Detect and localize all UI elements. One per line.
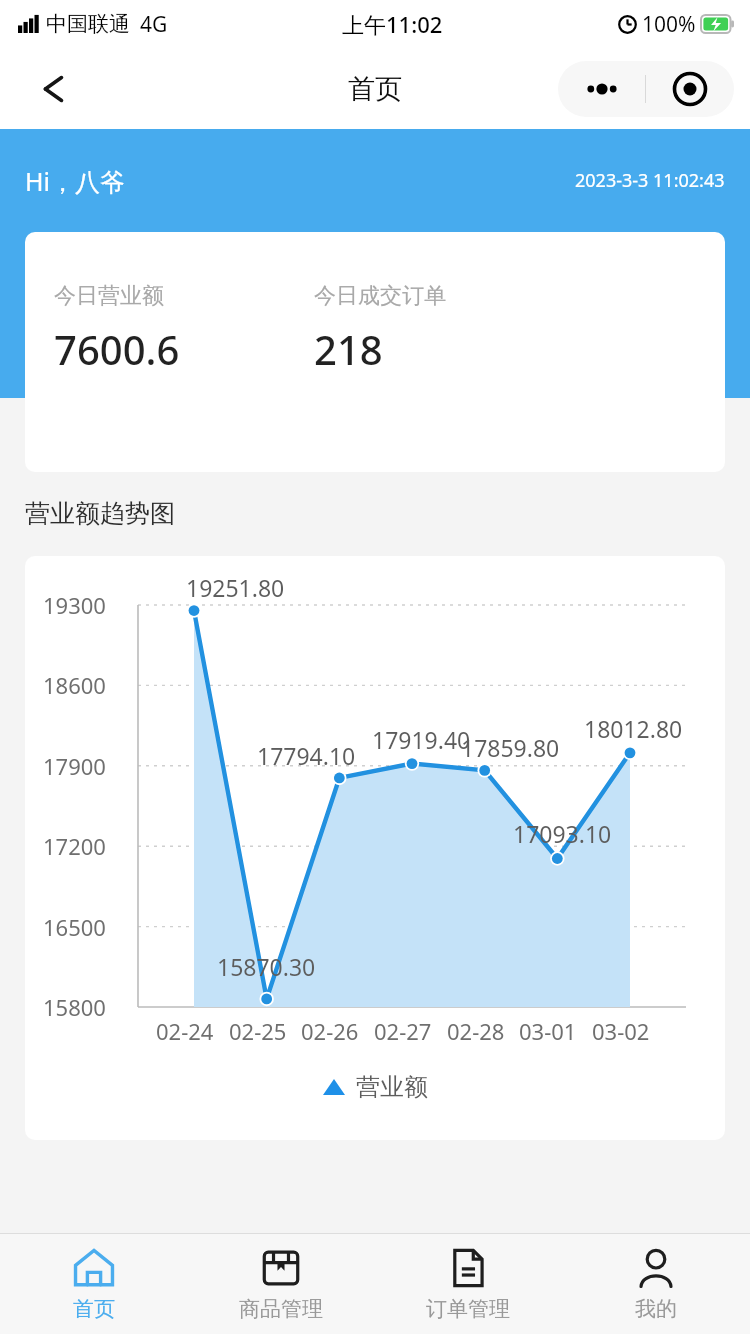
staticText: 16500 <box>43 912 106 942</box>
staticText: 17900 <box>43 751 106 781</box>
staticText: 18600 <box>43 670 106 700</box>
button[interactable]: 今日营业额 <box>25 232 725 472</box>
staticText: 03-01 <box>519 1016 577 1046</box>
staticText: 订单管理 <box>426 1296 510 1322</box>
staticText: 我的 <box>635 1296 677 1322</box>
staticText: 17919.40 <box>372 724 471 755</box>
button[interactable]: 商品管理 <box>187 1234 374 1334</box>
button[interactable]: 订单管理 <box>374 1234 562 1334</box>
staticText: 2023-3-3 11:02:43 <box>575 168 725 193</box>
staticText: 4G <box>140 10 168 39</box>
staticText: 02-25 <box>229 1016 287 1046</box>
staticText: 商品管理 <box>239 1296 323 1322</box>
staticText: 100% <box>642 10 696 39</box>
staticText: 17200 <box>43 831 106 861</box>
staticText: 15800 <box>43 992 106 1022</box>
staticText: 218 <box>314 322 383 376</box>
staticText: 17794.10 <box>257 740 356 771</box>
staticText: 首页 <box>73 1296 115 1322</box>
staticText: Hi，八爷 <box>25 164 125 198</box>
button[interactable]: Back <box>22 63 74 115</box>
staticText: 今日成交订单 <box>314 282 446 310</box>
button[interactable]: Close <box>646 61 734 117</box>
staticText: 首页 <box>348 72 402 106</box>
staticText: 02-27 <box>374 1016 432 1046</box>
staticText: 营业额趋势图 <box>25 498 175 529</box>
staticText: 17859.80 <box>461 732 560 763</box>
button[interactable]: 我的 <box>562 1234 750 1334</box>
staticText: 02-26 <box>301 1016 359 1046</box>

══════

§ **What you have to do**
Rewrite the records from the line containing "staticText: 16500 <box>43 912 106 942</box>" through the line containing "staticText: 2023-3-3 11:02:43", changing "订单管理" to "订单列表" and leaving everything else the same. Give only those lines.

§ **Exercise answer**
staticText: 16500 <box>43 912 106 942</box>
staticText: 17900 <box>43 751 106 781</box>
staticText: 18600 <box>43 670 106 700</box>
button[interactable]: 今日营业额 <box>25 232 725 472</box>
staticText: 03-01 <box>519 1016 577 1046</box>
staticText: 订单列表 <box>426 1296 510 1322</box>
staticText: 我的 <box>635 1296 677 1322</box>
staticText: 17919.40 <box>372 724 471 755</box>
button[interactable]: 商品管理 <box>187 1234 374 1334</box>
button[interactable]: 订单列表 <box>374 1234 562 1334</box>
staticText: 2023-3-3 11:02:43 <box>575 168 725 193</box>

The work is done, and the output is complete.